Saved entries
[Start]
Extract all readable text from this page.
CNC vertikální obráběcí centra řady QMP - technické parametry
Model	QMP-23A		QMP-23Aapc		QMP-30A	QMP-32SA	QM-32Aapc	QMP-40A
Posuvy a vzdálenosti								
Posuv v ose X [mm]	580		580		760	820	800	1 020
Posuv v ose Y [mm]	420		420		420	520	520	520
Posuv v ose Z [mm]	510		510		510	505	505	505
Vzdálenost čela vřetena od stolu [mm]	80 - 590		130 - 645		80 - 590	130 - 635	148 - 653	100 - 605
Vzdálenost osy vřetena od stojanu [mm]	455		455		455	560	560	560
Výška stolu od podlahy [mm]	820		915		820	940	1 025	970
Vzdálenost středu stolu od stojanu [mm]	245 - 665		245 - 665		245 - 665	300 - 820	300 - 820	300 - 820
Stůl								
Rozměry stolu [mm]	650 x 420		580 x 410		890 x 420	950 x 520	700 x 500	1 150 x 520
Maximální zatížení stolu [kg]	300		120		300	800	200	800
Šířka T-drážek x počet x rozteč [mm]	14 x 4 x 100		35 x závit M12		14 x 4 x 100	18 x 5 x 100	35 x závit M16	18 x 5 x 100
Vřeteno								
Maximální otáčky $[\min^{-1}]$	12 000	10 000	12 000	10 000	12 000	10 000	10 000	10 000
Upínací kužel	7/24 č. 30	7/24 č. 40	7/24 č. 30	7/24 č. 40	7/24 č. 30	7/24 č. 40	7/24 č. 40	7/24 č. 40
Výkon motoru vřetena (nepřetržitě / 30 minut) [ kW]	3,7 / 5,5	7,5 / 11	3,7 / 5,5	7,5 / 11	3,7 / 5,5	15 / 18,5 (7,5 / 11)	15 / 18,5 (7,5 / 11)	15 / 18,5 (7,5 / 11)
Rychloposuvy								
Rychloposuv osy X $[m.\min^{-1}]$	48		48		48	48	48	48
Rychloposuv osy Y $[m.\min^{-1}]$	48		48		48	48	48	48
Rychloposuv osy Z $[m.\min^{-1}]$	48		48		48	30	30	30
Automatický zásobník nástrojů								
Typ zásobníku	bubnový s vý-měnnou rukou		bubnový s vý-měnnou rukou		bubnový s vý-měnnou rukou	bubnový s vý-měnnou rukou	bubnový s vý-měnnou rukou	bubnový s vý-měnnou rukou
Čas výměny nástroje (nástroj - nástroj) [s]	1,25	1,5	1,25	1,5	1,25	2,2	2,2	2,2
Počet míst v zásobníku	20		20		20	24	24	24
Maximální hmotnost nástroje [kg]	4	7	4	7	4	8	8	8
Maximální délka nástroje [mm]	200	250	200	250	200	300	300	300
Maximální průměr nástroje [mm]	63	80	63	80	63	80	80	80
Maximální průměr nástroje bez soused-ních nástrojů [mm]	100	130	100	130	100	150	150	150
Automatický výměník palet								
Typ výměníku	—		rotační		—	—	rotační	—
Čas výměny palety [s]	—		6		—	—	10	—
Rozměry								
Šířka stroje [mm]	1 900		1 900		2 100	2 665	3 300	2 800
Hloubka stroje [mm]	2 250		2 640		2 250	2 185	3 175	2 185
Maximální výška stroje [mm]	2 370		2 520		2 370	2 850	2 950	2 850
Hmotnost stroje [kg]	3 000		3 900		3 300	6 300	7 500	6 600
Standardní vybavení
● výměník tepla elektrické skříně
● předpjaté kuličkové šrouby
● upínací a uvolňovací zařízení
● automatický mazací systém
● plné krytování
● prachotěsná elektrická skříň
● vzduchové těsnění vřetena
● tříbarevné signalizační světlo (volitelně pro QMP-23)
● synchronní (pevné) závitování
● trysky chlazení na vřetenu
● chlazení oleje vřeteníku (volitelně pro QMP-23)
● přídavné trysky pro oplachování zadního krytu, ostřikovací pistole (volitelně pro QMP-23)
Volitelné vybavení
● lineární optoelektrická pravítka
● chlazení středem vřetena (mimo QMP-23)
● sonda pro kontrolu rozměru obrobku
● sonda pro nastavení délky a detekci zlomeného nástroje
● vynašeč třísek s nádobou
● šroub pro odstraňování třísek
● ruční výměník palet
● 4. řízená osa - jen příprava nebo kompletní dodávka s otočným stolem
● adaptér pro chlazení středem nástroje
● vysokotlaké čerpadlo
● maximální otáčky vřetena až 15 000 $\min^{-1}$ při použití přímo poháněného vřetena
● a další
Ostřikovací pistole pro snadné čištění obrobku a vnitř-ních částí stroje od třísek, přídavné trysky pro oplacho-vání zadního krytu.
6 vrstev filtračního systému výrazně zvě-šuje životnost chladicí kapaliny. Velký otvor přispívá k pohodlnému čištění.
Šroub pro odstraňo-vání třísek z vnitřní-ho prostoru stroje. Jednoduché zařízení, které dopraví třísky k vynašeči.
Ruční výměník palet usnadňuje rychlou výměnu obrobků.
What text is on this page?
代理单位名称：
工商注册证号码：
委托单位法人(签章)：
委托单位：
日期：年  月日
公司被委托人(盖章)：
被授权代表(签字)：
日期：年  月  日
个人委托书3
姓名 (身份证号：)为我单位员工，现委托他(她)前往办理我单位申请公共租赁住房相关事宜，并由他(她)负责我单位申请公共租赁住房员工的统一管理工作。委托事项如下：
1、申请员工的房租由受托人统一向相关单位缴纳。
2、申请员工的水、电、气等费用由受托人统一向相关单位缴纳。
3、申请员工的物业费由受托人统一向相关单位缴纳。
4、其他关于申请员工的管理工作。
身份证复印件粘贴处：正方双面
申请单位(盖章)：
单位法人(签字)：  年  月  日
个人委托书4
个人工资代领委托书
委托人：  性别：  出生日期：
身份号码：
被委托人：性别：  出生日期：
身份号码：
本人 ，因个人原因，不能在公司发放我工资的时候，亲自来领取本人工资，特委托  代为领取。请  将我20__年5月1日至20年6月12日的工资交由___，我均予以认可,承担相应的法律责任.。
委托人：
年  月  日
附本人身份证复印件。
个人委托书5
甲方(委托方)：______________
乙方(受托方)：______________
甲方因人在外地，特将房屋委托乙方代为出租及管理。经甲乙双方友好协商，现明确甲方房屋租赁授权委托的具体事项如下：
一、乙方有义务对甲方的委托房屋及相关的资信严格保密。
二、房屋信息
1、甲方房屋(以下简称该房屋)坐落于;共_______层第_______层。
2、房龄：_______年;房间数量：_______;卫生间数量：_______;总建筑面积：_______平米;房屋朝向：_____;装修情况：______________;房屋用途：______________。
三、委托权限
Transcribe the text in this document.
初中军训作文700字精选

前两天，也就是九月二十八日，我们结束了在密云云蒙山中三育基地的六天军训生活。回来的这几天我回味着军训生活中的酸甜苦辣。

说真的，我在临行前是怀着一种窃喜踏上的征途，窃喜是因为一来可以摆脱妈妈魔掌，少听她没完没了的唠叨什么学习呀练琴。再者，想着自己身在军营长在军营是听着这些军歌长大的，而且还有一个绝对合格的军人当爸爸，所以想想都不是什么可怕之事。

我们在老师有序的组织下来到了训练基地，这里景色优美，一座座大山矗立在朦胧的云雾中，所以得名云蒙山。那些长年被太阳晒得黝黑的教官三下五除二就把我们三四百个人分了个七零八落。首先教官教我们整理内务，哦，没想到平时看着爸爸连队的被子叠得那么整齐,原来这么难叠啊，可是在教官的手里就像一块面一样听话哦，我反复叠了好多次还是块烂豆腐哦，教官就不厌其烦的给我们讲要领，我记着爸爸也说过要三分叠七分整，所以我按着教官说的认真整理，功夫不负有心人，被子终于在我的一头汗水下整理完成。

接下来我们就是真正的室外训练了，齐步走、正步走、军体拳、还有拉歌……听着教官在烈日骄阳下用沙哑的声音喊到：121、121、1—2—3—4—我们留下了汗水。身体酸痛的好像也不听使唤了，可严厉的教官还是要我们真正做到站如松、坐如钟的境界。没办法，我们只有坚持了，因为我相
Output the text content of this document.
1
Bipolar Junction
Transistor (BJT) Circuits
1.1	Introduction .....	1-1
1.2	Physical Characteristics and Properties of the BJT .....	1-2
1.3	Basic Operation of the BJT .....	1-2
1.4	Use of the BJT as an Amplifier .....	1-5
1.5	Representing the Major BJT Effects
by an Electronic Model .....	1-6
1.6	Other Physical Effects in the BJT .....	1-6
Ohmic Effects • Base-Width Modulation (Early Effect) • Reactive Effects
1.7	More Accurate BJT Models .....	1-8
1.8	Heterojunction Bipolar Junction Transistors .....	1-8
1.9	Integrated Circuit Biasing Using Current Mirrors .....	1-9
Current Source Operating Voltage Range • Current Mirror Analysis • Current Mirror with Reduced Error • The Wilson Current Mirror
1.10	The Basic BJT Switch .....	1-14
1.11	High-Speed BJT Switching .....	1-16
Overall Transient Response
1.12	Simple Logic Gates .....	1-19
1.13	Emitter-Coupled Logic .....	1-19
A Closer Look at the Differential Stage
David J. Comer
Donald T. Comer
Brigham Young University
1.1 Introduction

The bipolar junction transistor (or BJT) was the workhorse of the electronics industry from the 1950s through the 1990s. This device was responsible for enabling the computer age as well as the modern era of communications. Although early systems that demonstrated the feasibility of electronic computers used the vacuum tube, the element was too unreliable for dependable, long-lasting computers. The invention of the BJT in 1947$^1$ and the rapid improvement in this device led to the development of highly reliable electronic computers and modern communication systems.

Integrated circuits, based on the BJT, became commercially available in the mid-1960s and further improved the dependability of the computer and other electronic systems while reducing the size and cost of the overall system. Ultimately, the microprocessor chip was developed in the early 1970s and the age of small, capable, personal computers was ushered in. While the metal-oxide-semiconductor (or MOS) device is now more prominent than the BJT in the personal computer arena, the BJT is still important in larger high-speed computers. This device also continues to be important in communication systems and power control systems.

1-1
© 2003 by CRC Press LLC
[End]
__DIRECTIONS FOR THIS TASK__. Check each line above for the word "krytu" and copy the ones that have it.

__TASK RESPONSE__.
● přídavné trysky pro oplachování zadního krytu, ostřikovací pistole (volitelně pro QMP-23)
Ostřikovací pistole pro snadné čištění obrobku a vnitř-ních částí stroje od třísek, přídavné trysky pro oplacho-vání zadního krytu.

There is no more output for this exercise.